** Exercise directions **
Please give the data below again in full, exactly as it stands.
------------------------------------------------
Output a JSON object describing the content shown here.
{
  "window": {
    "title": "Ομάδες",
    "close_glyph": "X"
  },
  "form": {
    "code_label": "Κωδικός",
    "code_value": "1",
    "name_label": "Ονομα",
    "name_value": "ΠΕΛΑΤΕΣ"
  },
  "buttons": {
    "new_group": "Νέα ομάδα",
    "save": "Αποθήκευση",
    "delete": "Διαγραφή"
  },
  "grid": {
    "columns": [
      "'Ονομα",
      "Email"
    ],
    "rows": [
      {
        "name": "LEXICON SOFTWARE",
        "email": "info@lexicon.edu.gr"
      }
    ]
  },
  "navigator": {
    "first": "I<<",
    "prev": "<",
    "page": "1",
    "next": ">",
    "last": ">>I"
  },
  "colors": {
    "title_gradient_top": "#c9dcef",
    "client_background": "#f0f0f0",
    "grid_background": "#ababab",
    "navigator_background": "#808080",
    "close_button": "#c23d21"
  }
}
------------------------------------------------
** Answer to the problem **
Output a JSON object describing the content shown here.
{
  "window": {
    "title": "Ομάδες",
    "close_glyph": "X"
  },
  "form": {
    "code_label": "Κωδικός",
    "code_value": "1",
    "name_label": "Ονομα",
    "name_value": "ΠΕΛΑΤΕΣ"
  },
  "buttons": {
    "new_group": "Νέα ομάδα",
    "save": "Αποθήκευση",
    "delete": "Διαγραφή"
  },
  "grid": {
    "columns": [
      "'Ονομα",
      "Email"
    ],
    "rows": [
      {
        "name": "LEXICON SOFTWARE",
        "email": "info@lexicon.edu.gr"
      }
    ]
  },
  "navigator": {
    "first": "I<<",
    "prev": "<",
    "page": "1",
    "next": ">",
    "last": ">>I"
  },
  "colors": {
    "title_gradient_top": "#c9dcef",
    "client_background": "#f0f0f0",
    "grid_background": "#ababab",
    "navigator_background": "#808080",
    "close_button": "#c23d21"
  }
}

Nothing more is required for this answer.